[start The data]
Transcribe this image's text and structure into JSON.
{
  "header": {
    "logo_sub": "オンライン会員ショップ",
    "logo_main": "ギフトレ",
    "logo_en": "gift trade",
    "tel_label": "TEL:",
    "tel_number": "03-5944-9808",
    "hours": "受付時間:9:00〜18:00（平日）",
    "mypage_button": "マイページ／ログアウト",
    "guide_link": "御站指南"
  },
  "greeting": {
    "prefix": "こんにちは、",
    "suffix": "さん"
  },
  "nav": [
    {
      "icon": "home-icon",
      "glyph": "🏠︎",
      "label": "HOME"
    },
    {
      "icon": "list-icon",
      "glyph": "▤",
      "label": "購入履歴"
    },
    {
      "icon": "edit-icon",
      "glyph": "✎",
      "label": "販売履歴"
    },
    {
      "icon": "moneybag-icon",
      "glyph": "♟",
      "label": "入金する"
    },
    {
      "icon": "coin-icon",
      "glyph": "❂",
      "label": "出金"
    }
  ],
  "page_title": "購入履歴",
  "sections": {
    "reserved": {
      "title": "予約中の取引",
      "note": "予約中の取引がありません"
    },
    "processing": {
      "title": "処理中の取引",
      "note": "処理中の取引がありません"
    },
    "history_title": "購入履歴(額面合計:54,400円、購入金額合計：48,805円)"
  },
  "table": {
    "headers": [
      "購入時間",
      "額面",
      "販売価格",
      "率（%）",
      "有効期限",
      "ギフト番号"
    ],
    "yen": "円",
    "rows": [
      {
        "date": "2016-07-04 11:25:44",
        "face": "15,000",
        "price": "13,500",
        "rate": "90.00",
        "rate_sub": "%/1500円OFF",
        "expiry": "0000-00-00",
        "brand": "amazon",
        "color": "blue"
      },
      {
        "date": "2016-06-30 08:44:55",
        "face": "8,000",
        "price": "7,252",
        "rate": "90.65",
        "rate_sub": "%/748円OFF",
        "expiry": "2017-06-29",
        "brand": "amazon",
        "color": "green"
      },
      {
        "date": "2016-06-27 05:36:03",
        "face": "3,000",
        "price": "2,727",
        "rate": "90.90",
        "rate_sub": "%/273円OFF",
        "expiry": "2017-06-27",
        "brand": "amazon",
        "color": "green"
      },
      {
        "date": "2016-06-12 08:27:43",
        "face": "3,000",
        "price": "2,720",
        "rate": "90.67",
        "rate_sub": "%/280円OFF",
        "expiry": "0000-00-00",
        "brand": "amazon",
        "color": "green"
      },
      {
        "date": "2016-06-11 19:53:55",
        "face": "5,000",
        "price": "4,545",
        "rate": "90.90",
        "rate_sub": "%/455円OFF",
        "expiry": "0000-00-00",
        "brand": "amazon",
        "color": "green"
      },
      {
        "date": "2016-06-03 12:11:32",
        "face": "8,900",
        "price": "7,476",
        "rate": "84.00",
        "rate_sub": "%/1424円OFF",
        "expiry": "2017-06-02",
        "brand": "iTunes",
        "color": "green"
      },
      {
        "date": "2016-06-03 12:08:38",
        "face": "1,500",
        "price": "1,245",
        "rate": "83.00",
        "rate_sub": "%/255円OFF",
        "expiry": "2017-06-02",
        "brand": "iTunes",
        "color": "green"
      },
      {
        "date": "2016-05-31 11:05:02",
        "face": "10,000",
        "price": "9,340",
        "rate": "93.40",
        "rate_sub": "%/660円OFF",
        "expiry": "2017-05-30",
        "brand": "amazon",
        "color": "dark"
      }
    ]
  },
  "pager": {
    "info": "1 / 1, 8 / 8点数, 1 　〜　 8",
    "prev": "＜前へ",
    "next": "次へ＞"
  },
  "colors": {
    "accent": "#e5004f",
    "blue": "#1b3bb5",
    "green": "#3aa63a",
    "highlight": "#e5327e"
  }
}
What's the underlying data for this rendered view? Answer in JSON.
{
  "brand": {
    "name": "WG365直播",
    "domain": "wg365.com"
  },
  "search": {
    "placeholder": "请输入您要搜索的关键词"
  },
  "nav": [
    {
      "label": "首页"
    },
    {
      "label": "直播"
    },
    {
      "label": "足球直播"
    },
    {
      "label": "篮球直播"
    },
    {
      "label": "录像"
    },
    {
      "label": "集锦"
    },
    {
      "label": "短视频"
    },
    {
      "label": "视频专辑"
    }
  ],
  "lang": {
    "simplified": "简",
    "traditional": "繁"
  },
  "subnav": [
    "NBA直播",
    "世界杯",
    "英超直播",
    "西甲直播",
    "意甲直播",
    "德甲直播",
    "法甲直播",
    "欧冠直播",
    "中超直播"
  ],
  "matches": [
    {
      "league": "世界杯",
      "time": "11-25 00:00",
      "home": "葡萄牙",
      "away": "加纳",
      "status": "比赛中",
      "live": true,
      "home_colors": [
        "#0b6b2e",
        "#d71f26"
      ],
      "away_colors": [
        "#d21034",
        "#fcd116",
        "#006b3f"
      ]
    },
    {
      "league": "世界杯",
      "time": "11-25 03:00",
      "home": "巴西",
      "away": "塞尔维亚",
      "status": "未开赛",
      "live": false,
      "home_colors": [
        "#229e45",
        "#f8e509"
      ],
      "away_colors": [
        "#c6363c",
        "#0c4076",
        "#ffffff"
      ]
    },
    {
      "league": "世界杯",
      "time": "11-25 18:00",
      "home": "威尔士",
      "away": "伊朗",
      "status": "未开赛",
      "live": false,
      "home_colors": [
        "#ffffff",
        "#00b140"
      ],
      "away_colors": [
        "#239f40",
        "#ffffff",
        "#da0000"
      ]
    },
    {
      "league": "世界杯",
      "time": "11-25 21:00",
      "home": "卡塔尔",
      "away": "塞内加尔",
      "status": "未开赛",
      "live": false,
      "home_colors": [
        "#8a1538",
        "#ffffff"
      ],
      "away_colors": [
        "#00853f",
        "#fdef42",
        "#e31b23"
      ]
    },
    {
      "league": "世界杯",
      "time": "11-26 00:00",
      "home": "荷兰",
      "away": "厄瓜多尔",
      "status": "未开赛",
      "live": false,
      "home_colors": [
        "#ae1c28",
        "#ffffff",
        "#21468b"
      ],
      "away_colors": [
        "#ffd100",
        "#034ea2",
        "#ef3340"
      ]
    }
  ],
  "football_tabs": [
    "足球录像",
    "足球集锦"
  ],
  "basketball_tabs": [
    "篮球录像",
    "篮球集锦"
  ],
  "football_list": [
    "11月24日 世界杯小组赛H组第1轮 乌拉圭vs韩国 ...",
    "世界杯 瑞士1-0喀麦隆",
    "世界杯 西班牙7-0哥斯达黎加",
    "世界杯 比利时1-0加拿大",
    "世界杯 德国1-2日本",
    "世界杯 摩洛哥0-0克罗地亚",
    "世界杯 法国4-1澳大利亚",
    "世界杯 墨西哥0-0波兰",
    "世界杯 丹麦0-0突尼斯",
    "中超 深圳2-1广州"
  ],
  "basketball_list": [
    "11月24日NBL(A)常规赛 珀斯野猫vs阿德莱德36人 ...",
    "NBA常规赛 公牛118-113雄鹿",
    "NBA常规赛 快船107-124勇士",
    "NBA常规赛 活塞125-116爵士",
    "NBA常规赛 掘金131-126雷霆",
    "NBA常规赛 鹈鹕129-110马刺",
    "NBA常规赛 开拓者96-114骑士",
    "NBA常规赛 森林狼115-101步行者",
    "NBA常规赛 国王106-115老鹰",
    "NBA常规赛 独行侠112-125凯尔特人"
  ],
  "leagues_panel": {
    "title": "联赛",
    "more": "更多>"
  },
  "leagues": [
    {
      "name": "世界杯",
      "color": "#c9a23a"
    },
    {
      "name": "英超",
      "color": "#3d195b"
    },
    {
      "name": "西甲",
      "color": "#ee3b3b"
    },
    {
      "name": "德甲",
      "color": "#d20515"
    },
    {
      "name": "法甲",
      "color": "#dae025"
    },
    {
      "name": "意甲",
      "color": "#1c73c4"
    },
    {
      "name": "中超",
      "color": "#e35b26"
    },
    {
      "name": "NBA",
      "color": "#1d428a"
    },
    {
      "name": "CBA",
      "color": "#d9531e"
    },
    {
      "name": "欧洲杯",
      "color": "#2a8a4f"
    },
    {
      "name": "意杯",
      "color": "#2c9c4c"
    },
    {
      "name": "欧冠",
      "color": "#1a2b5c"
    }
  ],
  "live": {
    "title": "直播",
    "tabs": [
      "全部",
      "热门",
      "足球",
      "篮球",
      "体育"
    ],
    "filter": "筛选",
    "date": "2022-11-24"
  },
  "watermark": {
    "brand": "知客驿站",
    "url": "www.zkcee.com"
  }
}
[end The data]
[start The data]
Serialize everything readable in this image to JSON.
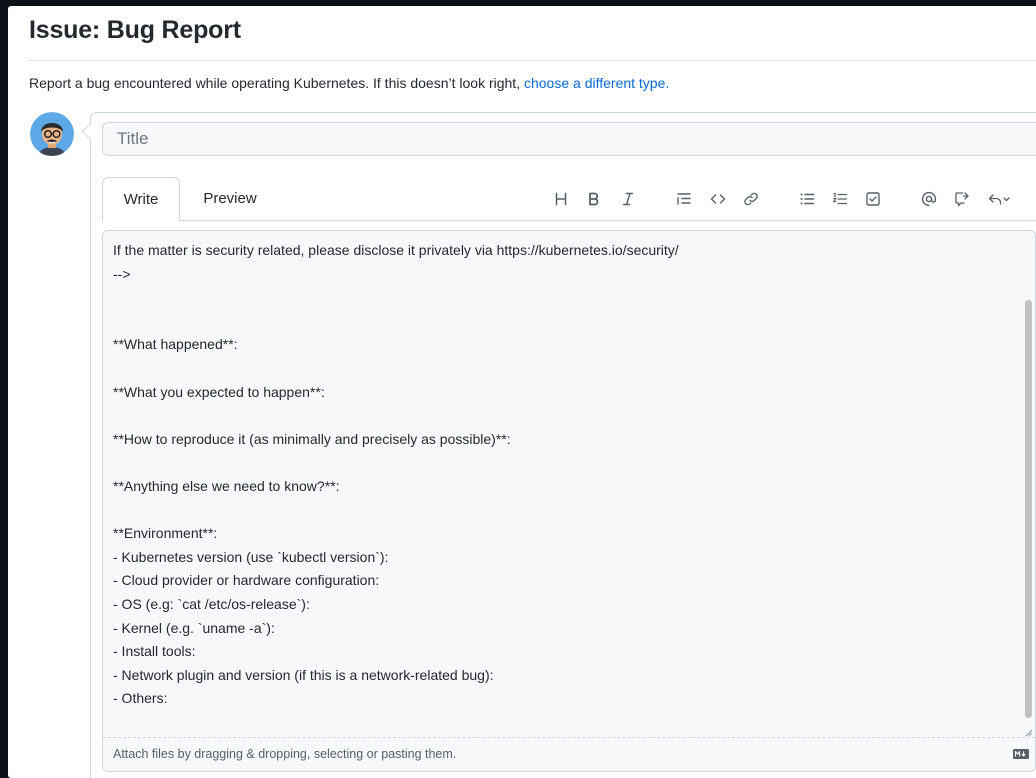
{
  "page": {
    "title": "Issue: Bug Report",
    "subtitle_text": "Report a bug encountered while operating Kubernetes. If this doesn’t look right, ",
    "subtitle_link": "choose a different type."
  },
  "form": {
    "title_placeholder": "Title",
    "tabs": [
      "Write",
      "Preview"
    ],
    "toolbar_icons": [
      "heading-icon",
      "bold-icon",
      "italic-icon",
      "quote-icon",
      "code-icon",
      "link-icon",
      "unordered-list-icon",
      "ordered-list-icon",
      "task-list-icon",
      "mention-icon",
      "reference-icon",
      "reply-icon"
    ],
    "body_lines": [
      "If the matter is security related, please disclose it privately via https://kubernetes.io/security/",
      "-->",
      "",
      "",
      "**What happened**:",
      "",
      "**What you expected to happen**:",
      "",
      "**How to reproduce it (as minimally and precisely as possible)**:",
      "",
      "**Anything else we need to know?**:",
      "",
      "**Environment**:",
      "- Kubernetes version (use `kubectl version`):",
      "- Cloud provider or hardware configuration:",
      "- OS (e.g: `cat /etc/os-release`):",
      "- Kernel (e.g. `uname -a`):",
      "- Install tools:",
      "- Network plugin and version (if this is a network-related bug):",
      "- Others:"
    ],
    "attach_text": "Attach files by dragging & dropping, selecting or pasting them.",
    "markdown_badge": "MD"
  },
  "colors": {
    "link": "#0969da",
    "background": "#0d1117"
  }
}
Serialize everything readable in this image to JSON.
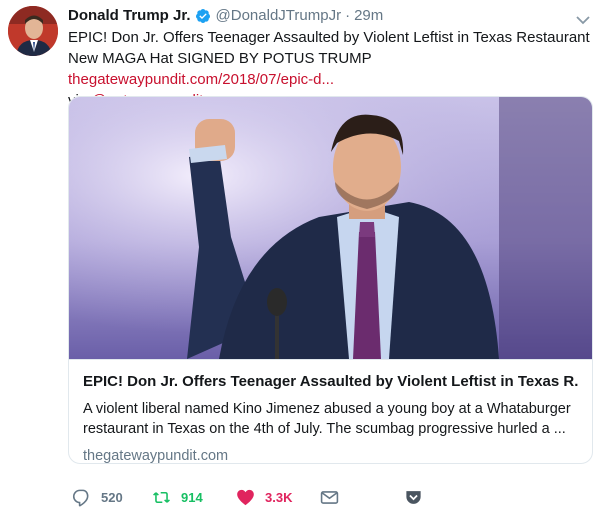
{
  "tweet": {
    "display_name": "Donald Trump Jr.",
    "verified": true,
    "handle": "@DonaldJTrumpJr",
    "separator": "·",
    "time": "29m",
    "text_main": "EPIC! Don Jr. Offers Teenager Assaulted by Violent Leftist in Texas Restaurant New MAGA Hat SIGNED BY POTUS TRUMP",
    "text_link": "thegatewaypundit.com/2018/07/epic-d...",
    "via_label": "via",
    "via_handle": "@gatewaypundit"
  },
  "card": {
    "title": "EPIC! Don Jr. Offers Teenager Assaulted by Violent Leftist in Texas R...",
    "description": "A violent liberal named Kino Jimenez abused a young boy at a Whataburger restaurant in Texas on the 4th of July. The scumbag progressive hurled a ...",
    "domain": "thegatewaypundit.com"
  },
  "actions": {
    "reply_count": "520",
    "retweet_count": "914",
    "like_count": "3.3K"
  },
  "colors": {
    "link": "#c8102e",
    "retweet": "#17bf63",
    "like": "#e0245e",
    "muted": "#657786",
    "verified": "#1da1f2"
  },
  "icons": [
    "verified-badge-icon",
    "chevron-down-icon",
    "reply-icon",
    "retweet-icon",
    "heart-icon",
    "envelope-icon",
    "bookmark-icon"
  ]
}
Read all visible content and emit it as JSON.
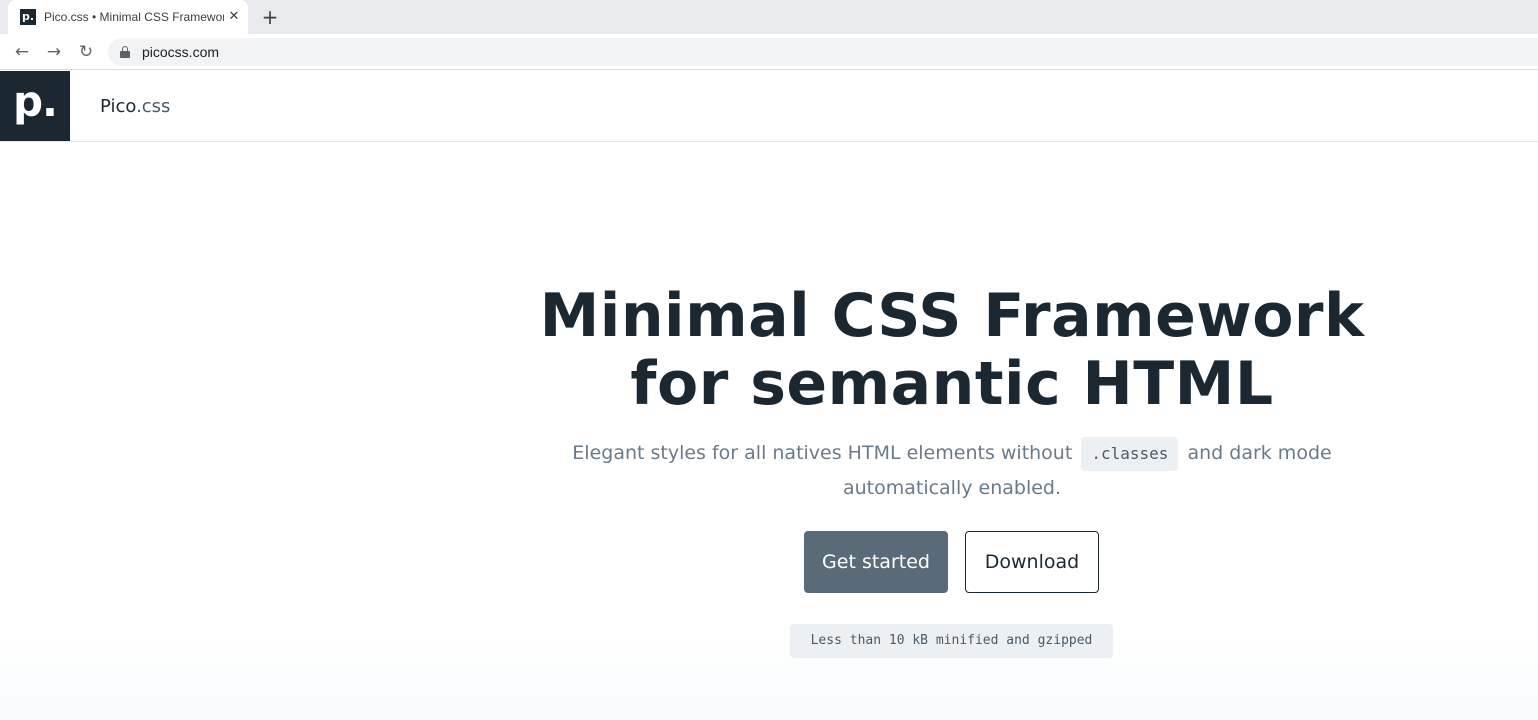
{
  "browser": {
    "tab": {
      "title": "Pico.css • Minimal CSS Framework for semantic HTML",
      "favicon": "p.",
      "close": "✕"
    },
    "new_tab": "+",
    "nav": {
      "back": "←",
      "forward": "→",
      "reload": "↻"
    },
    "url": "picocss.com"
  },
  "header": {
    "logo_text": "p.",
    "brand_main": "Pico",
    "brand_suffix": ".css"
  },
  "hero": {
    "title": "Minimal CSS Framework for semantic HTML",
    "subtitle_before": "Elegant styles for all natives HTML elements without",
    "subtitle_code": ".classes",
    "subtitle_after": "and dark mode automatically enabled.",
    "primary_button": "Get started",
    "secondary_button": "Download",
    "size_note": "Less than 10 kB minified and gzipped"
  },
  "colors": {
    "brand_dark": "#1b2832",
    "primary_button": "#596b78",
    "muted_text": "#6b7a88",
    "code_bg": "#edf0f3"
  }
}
[end The data]
[start The data]
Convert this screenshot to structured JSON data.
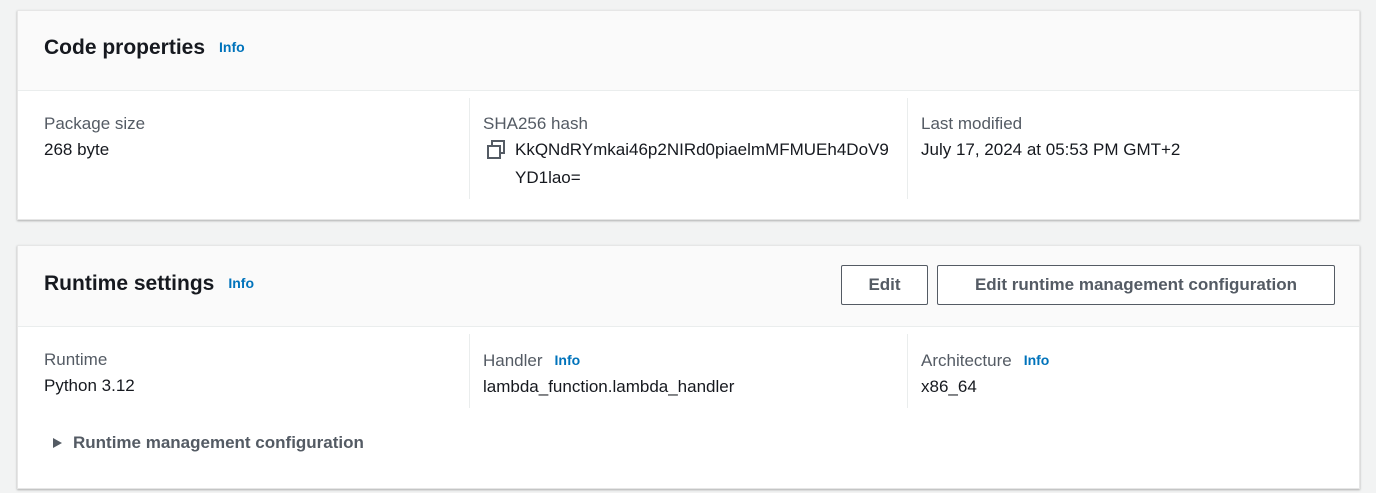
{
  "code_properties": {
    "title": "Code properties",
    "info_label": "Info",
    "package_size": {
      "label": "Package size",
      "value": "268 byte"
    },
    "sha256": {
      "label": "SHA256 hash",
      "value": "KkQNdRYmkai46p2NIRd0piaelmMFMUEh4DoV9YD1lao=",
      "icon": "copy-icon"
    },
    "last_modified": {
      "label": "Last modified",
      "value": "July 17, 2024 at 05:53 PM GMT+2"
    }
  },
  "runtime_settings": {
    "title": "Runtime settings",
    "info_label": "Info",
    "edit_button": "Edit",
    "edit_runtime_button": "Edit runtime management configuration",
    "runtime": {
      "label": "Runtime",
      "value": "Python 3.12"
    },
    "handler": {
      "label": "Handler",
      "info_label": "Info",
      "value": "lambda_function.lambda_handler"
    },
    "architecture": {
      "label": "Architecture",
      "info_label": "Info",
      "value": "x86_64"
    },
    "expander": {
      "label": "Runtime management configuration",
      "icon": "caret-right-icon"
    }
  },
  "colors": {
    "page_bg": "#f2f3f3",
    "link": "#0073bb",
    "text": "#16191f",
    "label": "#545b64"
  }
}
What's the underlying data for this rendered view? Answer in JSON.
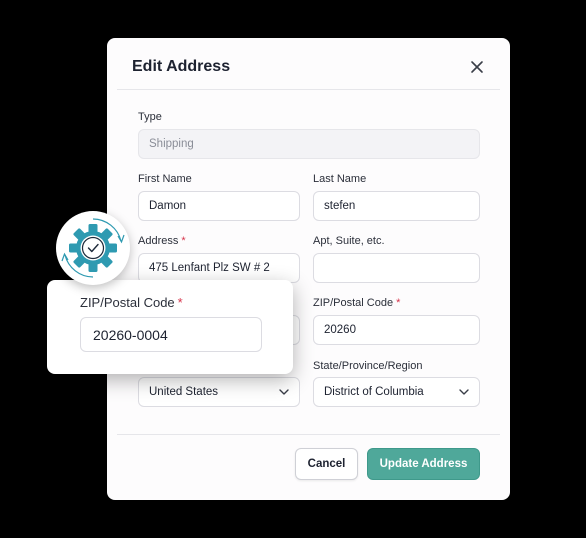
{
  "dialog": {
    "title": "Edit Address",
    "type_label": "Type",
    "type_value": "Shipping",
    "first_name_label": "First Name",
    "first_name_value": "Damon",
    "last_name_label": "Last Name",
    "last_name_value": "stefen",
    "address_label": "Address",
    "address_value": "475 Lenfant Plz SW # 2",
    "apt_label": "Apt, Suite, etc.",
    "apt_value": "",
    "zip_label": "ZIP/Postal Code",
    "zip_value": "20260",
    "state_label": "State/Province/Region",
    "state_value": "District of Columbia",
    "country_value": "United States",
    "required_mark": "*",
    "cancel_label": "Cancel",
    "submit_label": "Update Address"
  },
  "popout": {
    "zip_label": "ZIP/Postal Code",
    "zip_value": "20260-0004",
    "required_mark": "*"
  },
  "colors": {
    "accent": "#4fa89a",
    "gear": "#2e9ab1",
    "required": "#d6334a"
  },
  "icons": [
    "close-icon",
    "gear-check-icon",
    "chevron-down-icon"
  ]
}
[end The data]
*Stated task:* Go through the listing above and list every line that has the word "thegatewaypundit".

*Solution:*
    "text_link": "thegatewaypundit.com/2018/07/epic-d...",
    "domain": "thegatewaypundit.com"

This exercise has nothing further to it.